> _What the task asks_
Quote all of the data exactly as given. Skip every picture it contains.

> _Figure content listings_
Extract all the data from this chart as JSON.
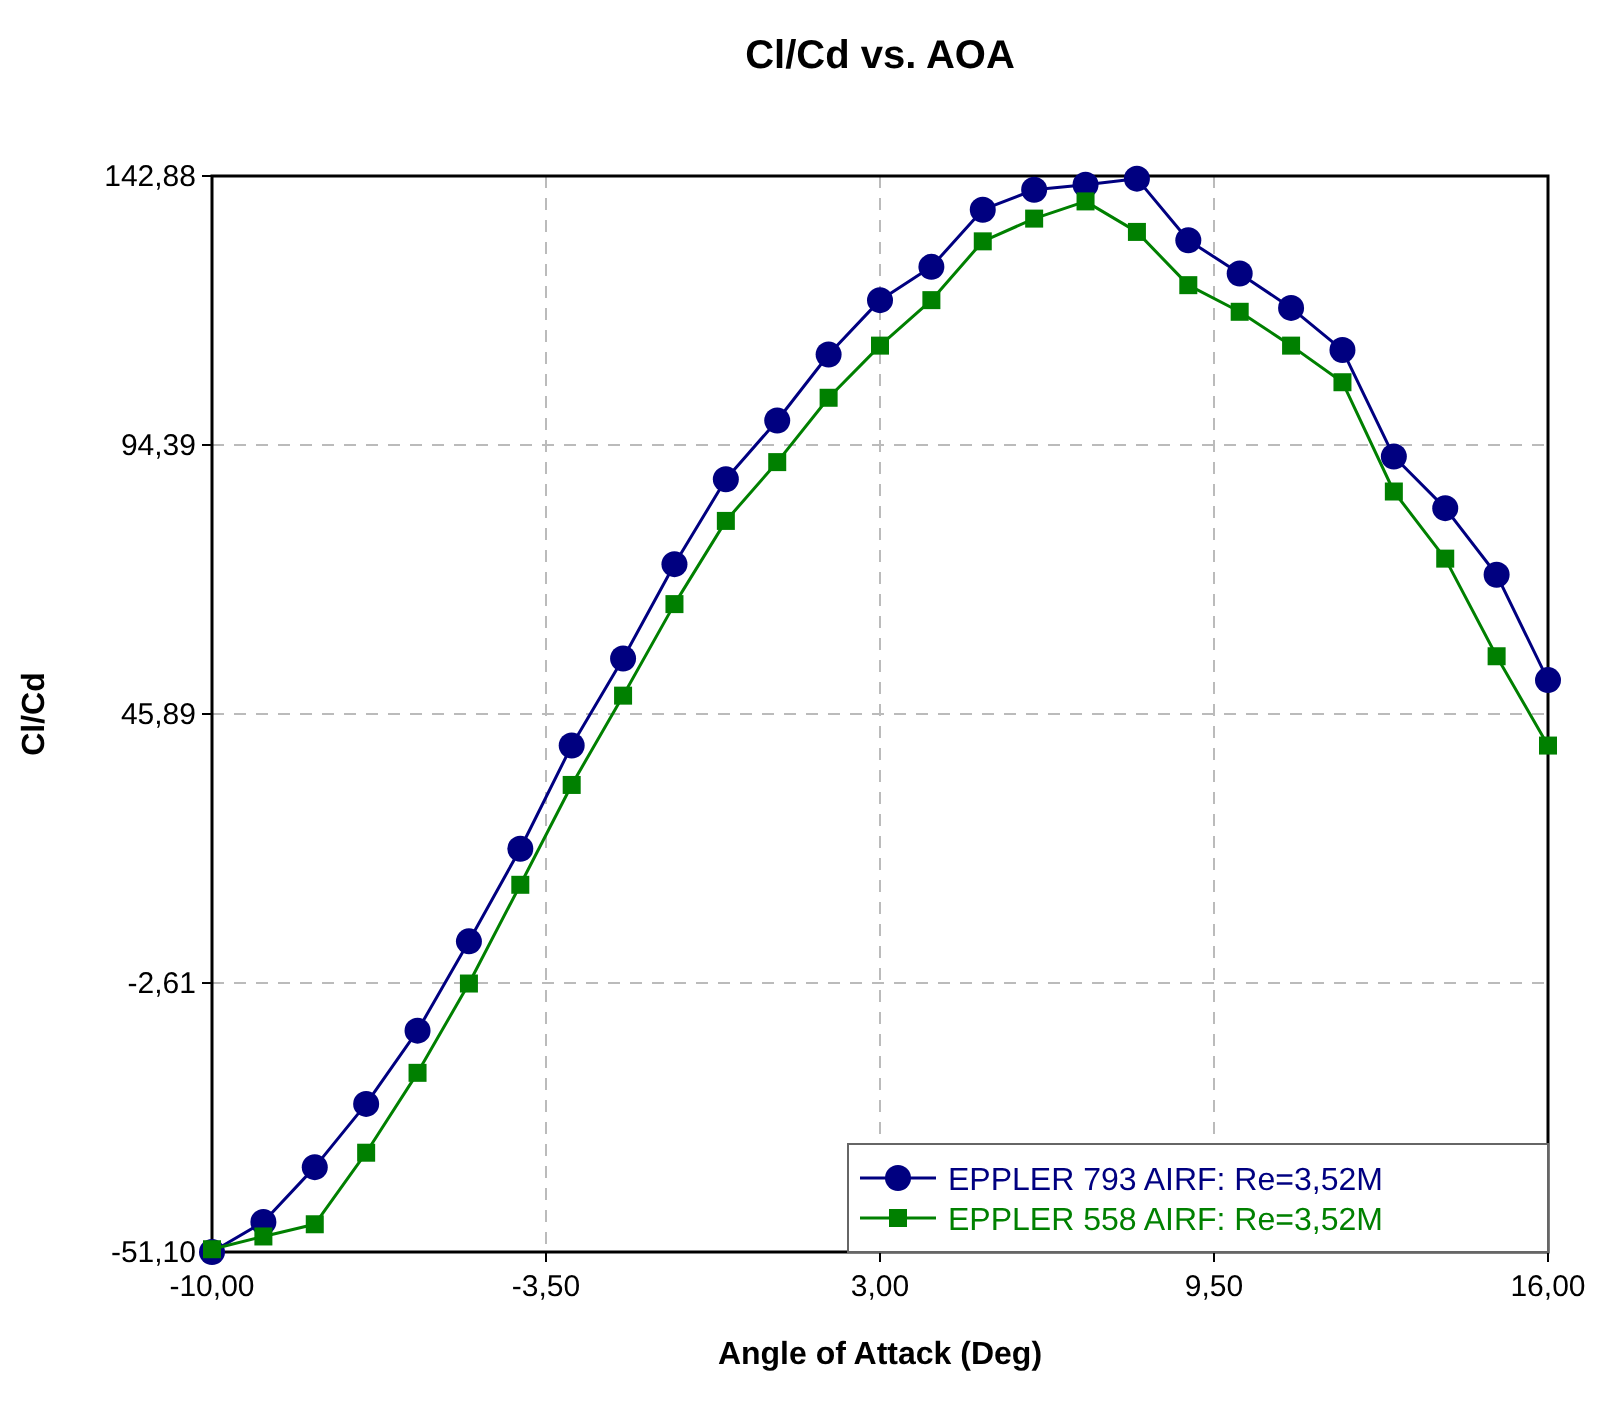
{
  "chart_data": {
    "type": "line",
    "title": "Cl/Cd vs. AOA",
    "xlabel": "Angle of Attack (Deg)",
    "ylabel": "Cl/Cd",
    "x": [
      -10,
      -9,
      -8,
      -7,
      -6,
      -5,
      -4,
      -3,
      -2,
      -1,
      0,
      1,
      2,
      3,
      4,
      5,
      6,
      7,
      8,
      9,
      10,
      11,
      12,
      13,
      14,
      15,
      16
    ],
    "series": [
      {
        "name": "EPPLER 793 AIRF: Re=3,52M",
        "color": "#000080",
        "marker": "circle",
        "values": [
          -51.1,
          -45.7,
          -35.8,
          -24.4,
          -11.2,
          4.9,
          21.6,
          40.2,
          55.9,
          72.9,
          88.2,
          98.8,
          110.7,
          120.5,
          126.5,
          136.8,
          140.4,
          141.3,
          142.4,
          131.3,
          125.3,
          119.1,
          111.5,
          92.3,
          83.0,
          71.0,
          52.0
        ]
      },
      {
        "name": "EPPLER 558 AIRF: Re=3,52M",
        "color": "#008000",
        "marker": "square",
        "values": [
          -50.6,
          -48.3,
          -46.1,
          -33.2,
          -18.8,
          -2.7,
          15.1,
          33.1,
          49.2,
          65.7,
          80.7,
          91.3,
          102.9,
          112.3,
          120.5,
          131.1,
          135.2,
          138.3,
          132.8,
          123.2,
          118.4,
          112.3,
          105.7,
          86.0,
          73.9,
          56.3,
          40.2
        ]
      }
    ],
    "xlim": [
      -10,
      16
    ],
    "xticks": [
      {
        "value": -10,
        "label": "-10,00"
      },
      {
        "value": -3.5,
        "label": "-3,50"
      },
      {
        "value": 3,
        "label": "3,00"
      },
      {
        "value": 9.5,
        "label": "9,50"
      },
      {
        "value": 16,
        "label": "16,00"
      }
    ],
    "ylim": [
      -51.1,
      142.88
    ],
    "yticks": [
      {
        "value": -51.1,
        "label": "-51,10"
      },
      {
        "value": -2.61,
        "label": "-2,61"
      },
      {
        "value": 45.89,
        "label": "45,89"
      },
      {
        "value": 94.39,
        "label": "94,39"
      },
      {
        "value": 142.88,
        "label": "142,88"
      }
    ],
    "grid": true,
    "legend": "bottom right",
    "line_style": "solid"
  }
}
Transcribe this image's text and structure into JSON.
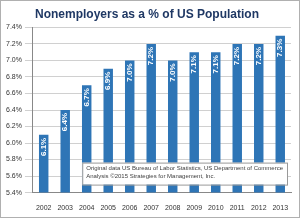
{
  "chart_data": {
    "type": "bar",
    "title": "Nonemployers as a % of US Population",
    "categories": [
      "2002",
      "2003",
      "2004",
      "2005",
      "2006",
      "2007",
      "2008",
      "2009",
      "2010",
      "2011",
      "2012",
      "2013"
    ],
    "values": [
      6.1,
      6.4,
      6.7,
      6.9,
      7.0,
      7.2,
      7.0,
      7.1,
      7.1,
      7.2,
      7.2,
      7.3
    ],
    "value_labels": [
      "6.1%",
      "6.4%",
      "6.7%",
      "6.9%",
      "7.0%",
      "7.2%",
      "7.0%",
      "7.1%",
      "7.1%",
      "7.2%",
      "7.2%",
      "7.3%"
    ],
    "data_labels": true,
    "color": "#2e75b6",
    "ylim": [
      5.4,
      7.4
    ],
    "yticks": [
      {
        "value": 5.4,
        "label": "5.4%"
      },
      {
        "value": 5.6,
        "label": "5.6%"
      },
      {
        "value": 5.8,
        "label": "5.8%"
      },
      {
        "value": 6.0,
        "label": "6.0%"
      },
      {
        "value": 6.2,
        "label": "6.2%"
      },
      {
        "value": 6.4,
        "label": "6.4%"
      },
      {
        "value": 6.6,
        "label": "6.6%"
      },
      {
        "value": 6.8,
        "label": "6.8%"
      },
      {
        "value": 7.0,
        "label": "7.0%"
      },
      {
        "value": 7.2,
        "label": "7.2%"
      },
      {
        "value": 7.4,
        "label": "7.4%"
      }
    ],
    "grid": true,
    "annotations": [
      "Original data US Bureau of Labor Statistics, US Department of Commerce",
      "Analysis ©2015 Strategies for Management, Inc."
    ]
  }
}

> _Answer for the task_
Extract all the data from this chart as JSON.
{
  "chart_data": {
    "type": "line",
    "title": "Cl/Cd vs. AOA",
    "xlabel": "Angle of Attack (Deg)",
    "ylabel": "Cl/Cd",
    "x": [
      -10,
      -9,
      -8,
      -7,
      -6,
      -5,
      -4,
      -3,
      -2,
      -1,
      0,
      1,
      2,
      3,
      4,
      5,
      6,
      7,
      8,
      9,
      10,
      11,
      12,
      13,
      14,
      15,
      16
    ],
    "series": [
      {
        "name": "EPPLER 793 AIRF: Re=3,52M",
        "color": "#000080",
        "marker": "circle",
        "values": [
          -51.1,
          -45.7,
          -35.8,
          -24.4,
          -11.2,
          4.9,
          21.6,
          40.2,
          55.9,
          72.9,
          88.2,
          98.8,
          110.7,
          120.5,
          126.5,
          136.8,
          140.4,
          141.3,
          142.4,
          131.3,
          125.3,
          119.1,
          111.5,
          92.3,
          83.0,
          71.0,
          52.0
        ]
      },
      {
        "name": "EPPLER 558 AIRF: Re=3,52M",
        "color": "#008000",
        "marker": "square",
        "values": [
          -50.6,
          -48.3,
          -46.1,
          -33.2,
          -18.8,
          -2.7,
          15.1,
          33.1,
          49.2,
          65.7,
          80.7,
          91.3,
          102.9,
          112.3,
          120.5,
          131.1,
          135.2,
          138.3,
          132.8,
          123.2,
          118.4,
          112.3,
          105.7,
          86.0,
          73.9,
          56.3,
          40.2
        ]
      }
    ],
    "xlim": [
      -10,
      16
    ],
    "xticks": [
      {
        "value": -10,
        "label": "-10,00"
      },
      {
        "value": -3.5,
        "label": "-3,50"
      },
      {
        "value": 3,
        "label": "3,00"
      },
      {
        "value": 9.5,
        "label": "9,50"
      },
      {
        "value": 16,
        "label": "16,00"
      }
    ],
    "ylim": [
      -51.1,
      142.88
    ],
    "yticks": [
      {
        "value": -51.1,
        "label": "-51,10"
      },
      {
        "value": -2.61,
        "label": "-2,61"
      },
      {
        "value": 45.89,
        "label": "45,89"
      },
      {
        "value": 94.39,
        "label": "94,39"
      },
      {
        "value": 142.88,
        "label": "142,88"
      }
    ],
    "grid": true,
    "legend": "bottom right",
    "line_style": "solid"
  }
}
Transcribe this image's text and structure into JSON.
{
  "chart_data": {
    "type": "bar",
    "title": "Nonemployers as a % of US Population",
    "categories": [
      "2002",
      "2003",
      "2004",
      "2005",
      "2006",
      "2007",
      "2008",
      "2009",
      "2010",
      "2011",
      "2012",
      "2013"
    ],
    "values": [
      6.1,
      6.4,
      6.7,
      6.9,
      7.0,
      7.2,
      7.0,
      7.1,
      7.1,
      7.2,
      7.2,
      7.3
    ],
    "value_labels": [
      "6.1%",
      "6.4%",
      "6.7%",
      "6.9%",
      "7.0%",
      "7.2%",
      "7.0%",
      "7.1%",
      "7.1%",
      "7.2%",
      "7.2%",
      "7.3%"
    ],
    "data_labels": true,
    "color": "#2e75b6",
    "ylim": [
      5.4,
      7.4
    ],
    "yticks": [
      {
        "value": 5.4,
        "label": "5.4%"
      },
      {
        "value": 5.6,
        "label": "5.6%"
      },
      {
        "value": 5.8,
        "label": "5.8%"
      },
      {
        "value": 6.0,
        "label": "6.0%"
      },
      {
        "value": 6.2,
        "label": "6.2%"
      },
      {
        "value": 6.4,
        "label": "6.4%"
      },
      {
        "value": 6.6,
        "label": "6.6%"
      },
      {
        "value": 6.8,
        "label": "6.8%"
      },
      {
        "value": 7.0,
        "label": "7.0%"
      },
      {
        "value": 7.2,
        "label": "7.2%"
      },
      {
        "value": 7.4,
        "label": "7.4%"
      }
    ],
    "grid": true,
    "annotations": [
      "Original data US Bureau of Labor Statistics, US Department of Commerce",
      "Analysis ©2015 Strategies for Management, Inc."
    ]
  }
}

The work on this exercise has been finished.